• [The tasks]
(A) Repeat the post on J B Weld and upper/lower fit from "My Stag/CMT lower" up to and including "movement without tools.".
(B) Does the post on J B Weld and upper/lower fit agree with each of these statements? Answer yes or no for each, and quote the deciding words. (i) The writer's lower came from BCM. (ii) A .006 feeler could pass easily between the writer's upper and lower. (iii) After the J B Weld fix, the pins can only be moved with tools.

• [Document passage]
J B Weld and upper/lower fit

From my machinist background I can understand some people’s concern (or at least interest) about poor upper/lower fit. I love to get out my Starrett stuff and measure everything to the nearest .0005 and think about how a part was manufactured and how tolerances are held or not held in real work environments.

I’ve read a number of threads, however, that seem to suggest that a certain degree of slop is within the anticipated tolerance stacking if you want to be able to have interchangable parts sourced out of many different machine shops and all headed for a battlefield–where a bit of slop is far less of a problem than an upper/lower match up that gets stuck and can’t be torn apart easily during an “intense” situation.

My Stag/CMT lower and my BCM upper had enough slop that a .006 feeler could be run between them easily. That’s quite a bit of tolerance stacking all going in the same unfavorable direction.

Rather than accept my luck of the tolerance stacking draw and a sloppier fit than I would prefer, I totally fixed the “problem” with a couple of dabs of J B Weld. It took a little time and experimentation to determine how long to wait before “closing the lid,” and it took a bit more to figure out just how and when to trim off the excess and make everything look good. But the results are worth it: a bank vault stability combined with total ease of pin movement without tools.

• [Given records]
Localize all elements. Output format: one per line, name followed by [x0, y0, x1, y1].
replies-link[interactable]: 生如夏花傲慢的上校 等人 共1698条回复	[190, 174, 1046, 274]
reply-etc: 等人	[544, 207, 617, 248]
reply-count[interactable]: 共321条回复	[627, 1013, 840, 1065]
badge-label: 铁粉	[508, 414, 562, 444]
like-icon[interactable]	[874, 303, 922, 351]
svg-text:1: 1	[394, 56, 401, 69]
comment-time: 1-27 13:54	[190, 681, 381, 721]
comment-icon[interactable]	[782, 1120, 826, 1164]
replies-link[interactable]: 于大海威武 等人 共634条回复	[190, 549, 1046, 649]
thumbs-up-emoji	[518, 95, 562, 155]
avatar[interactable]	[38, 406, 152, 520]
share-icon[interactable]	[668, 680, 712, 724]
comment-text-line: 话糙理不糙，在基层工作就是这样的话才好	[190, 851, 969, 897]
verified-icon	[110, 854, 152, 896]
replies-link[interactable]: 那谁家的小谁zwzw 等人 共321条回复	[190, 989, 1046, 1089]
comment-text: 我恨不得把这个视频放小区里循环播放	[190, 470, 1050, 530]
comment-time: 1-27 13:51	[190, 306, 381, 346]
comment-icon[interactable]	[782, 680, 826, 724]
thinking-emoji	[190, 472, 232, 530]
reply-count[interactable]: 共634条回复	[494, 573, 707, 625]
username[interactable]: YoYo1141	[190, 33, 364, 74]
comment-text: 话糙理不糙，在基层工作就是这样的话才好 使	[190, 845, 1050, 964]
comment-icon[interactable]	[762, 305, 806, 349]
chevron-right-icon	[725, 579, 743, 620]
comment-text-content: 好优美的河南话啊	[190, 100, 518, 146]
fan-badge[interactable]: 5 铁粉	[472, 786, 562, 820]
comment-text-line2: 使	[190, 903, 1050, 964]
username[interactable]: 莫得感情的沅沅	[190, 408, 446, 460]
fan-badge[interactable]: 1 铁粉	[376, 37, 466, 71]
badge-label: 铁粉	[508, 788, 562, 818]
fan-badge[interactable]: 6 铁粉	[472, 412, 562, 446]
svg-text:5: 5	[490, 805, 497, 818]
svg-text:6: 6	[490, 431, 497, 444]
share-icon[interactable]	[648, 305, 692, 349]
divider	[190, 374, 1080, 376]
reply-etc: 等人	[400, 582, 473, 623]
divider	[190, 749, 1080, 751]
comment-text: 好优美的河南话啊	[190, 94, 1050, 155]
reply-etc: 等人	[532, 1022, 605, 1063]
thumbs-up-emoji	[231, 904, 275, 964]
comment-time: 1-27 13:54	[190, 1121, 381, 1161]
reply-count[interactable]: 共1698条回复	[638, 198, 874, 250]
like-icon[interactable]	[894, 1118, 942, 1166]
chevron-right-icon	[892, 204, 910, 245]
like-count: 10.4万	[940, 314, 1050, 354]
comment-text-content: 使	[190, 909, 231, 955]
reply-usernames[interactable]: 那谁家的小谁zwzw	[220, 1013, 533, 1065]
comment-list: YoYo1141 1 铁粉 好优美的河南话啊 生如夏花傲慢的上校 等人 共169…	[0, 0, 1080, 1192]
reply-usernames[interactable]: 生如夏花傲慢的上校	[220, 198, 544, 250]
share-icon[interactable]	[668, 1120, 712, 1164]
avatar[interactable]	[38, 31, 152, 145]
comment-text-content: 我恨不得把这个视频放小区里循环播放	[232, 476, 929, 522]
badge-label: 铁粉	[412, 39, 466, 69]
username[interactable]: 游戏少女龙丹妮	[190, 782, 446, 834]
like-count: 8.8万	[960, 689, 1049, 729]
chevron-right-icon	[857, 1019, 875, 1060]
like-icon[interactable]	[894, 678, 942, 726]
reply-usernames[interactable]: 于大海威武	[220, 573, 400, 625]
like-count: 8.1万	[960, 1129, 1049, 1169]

• [Answers to the problems]
(A)
My Stag/CMT lower and my BCM upper had enough slop that a .006 feeler could be run between them easily. That’s quite a bit of tolerance stacking all going in the same unfavorable direction.

Rather than accept my luck of the tolerance stacking draw and a sloppier fit than I would prefer, I totally fixed the “problem” with a couple of dabs of J B Weld. It took a little time and experimentation to determine how long to wait before “closing the lid,” and it took a bit more to figure out just how and when to trim off the excess and make everything look good. But the results are worth it: a bank vault stability combined with total ease of pin movement without tools.

(B)
(i) No: "My Stag/CMT lower and my BCM upper"
(ii) Yes: "a .006 feeler could be run between them easily"
(iii) No: "total ease of pin movement without tools"